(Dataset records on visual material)

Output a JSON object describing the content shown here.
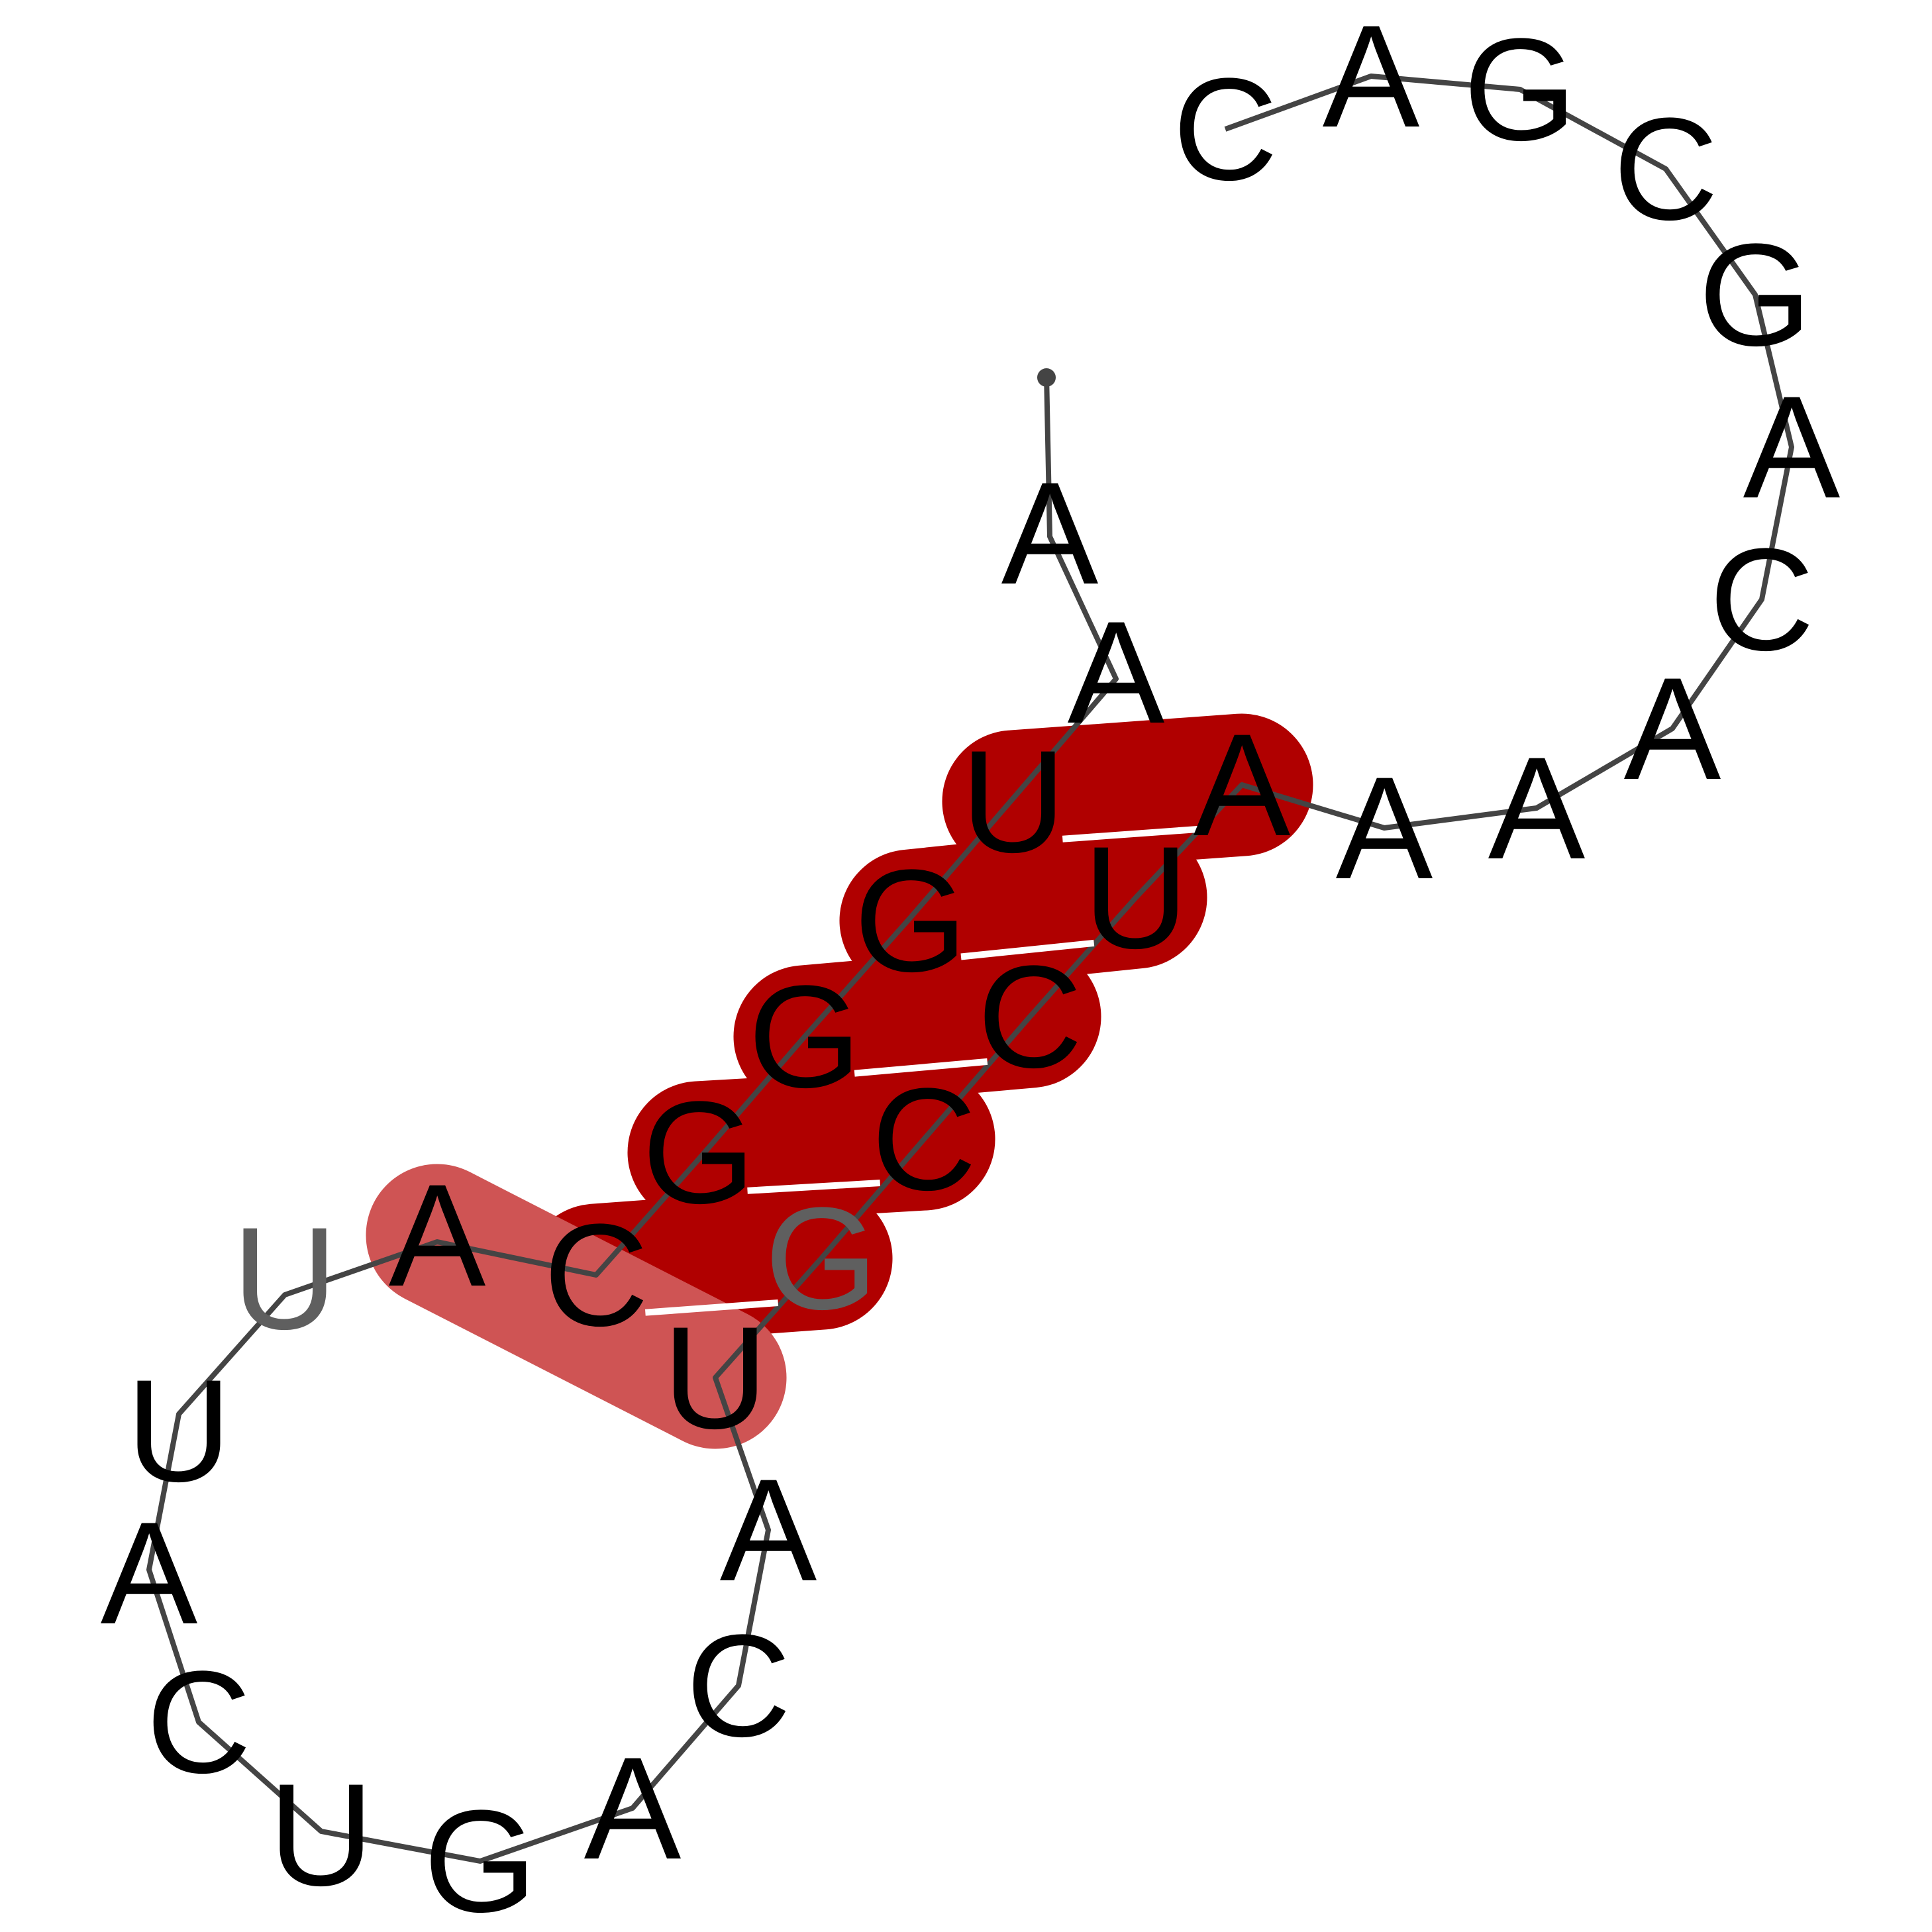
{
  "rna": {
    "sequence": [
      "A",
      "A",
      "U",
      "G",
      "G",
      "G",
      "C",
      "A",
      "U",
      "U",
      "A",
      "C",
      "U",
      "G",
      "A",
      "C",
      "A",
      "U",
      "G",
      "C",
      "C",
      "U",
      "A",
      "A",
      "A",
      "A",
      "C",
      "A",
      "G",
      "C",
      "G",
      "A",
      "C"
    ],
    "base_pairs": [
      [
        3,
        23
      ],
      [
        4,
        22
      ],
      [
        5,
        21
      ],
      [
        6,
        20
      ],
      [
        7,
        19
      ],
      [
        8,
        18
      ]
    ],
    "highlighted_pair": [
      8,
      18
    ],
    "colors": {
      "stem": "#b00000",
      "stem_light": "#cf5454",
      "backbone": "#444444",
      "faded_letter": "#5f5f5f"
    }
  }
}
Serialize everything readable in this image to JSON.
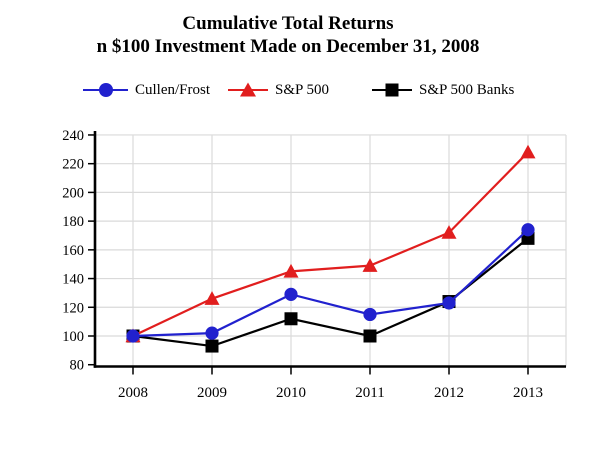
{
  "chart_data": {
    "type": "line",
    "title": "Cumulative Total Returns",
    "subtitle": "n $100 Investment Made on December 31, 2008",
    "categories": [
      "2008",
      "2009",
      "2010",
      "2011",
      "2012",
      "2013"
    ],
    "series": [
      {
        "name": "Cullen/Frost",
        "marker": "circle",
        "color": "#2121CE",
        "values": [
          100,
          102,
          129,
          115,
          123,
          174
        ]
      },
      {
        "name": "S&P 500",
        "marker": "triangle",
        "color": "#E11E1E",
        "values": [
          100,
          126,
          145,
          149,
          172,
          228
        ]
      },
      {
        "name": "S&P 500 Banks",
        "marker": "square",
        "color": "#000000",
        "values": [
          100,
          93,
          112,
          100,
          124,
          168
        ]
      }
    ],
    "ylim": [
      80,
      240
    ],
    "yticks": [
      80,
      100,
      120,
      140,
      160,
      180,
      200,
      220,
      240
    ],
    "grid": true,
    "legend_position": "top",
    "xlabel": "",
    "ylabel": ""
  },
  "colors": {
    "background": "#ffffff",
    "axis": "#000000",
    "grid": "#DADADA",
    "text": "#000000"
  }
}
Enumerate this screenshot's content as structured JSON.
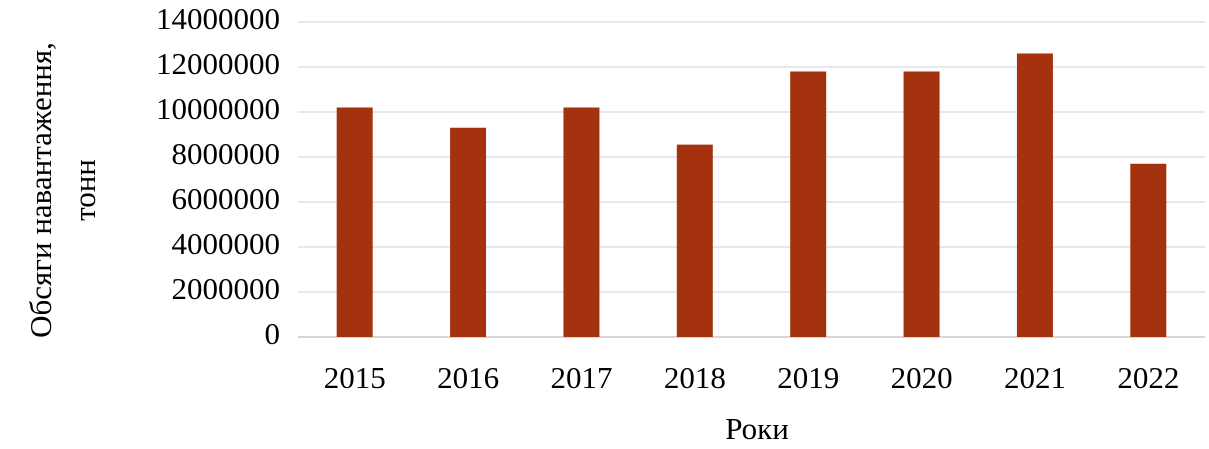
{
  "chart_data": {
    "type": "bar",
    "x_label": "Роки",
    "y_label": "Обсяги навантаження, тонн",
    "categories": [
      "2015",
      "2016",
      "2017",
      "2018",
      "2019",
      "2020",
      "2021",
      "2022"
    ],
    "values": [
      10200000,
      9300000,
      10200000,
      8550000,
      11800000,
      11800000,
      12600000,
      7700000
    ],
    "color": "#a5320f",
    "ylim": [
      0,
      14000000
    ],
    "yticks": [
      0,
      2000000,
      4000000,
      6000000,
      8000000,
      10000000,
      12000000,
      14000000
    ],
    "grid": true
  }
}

■ Exercise aim ■
Transcribe the preceding listing in its entirety and with exact wording, leaving out pictures.

■ Answer for the task ■
Output a JSON object describing the content shown here.
{
  "rna": {
    "sequence": [
      "A",
      "A",
      "U",
      "G",
      "G",
      "G",
      "C",
      "A",
      "U",
      "U",
      "A",
      "C",
      "U",
      "G",
      "A",
      "C",
      "A",
      "U",
      "G",
      "C",
      "C",
      "U",
      "A",
      "A",
      "A",
      "A",
      "C",
      "A",
      "G",
      "C",
      "G",
      "A",
      "C"
    ],
    "base_pairs": [
      [
        3,
        23
      ],
      [
        4,
        22
      ],
      [
        5,
        21
      ],
      [
        6,
        20
      ],
      [
        7,
        19
      ],
      [
        8,
        18
      ]
    ],
    "highlighted_pair": [
      8,
      18
    ],
    "colors": {
      "stem": "#b00000",
      "stem_light": "#cf5454",
      "backbone": "#444444",
      "faded_letter": "#5f5f5f"
    }
  }
}
Serialize everything readable in this image to JSON.
{
  "chart_data": {
    "type": "line",
    "title": "Cumulative Total Returns",
    "subtitle": "n $100 Investment Made on December 31, 2008",
    "categories": [
      "2008",
      "2009",
      "2010",
      "2011",
      "2012",
      "2013"
    ],
    "series": [
      {
        "name": "Cullen/Frost",
        "marker": "circle",
        "color": "#2121CE",
        "values": [
          100,
          102,
          129,
          115,
          123,
          174
        ]
      },
      {
        "name": "S&P 500",
        "marker": "triangle",
        "color": "#E11E1E",
        "values": [
          100,
          126,
          145,
          149,
          172,
          228
        ]
      },
      {
        "name": "S&P 500 Banks",
        "marker": "square",
        "color": "#000000",
        "values": [
          100,
          93,
          112,
          100,
          124,
          168
        ]
      }
    ],
    "ylim": [
      80,
      240
    ],
    "yticks": [
      80,
      100,
      120,
      140,
      160,
      180,
      200,
      220,
      240
    ],
    "grid": true,
    "legend_position": "top",
    "xlabel": "",
    "ylabel": ""
  },
  "colors": {
    "background": "#ffffff",
    "axis": "#000000",
    "grid": "#DADADA",
    "text": "#000000"
  }
}
Enumerate this screenshot's content as structured JSON.
{
  "chart_data": {
    "type": "bar",
    "x_label": "Роки",
    "y_label": "Обсяги навантаження, тонн",
    "categories": [
      "2015",
      "2016",
      "2017",
      "2018",
      "2019",
      "2020",
      "2021",
      "2022"
    ],
    "values": [
      10200000,
      9300000,
      10200000,
      8550000,
      11800000,
      11800000,
      12600000,
      7700000
    ],
    "color": "#a5320f",
    "ylim": [
      0,
      14000000
    ],
    "yticks": [
      0,
      2000000,
      4000000,
      6000000,
      8000000,
      10000000,
      12000000,
      14000000
    ],
    "grid": true
  }
}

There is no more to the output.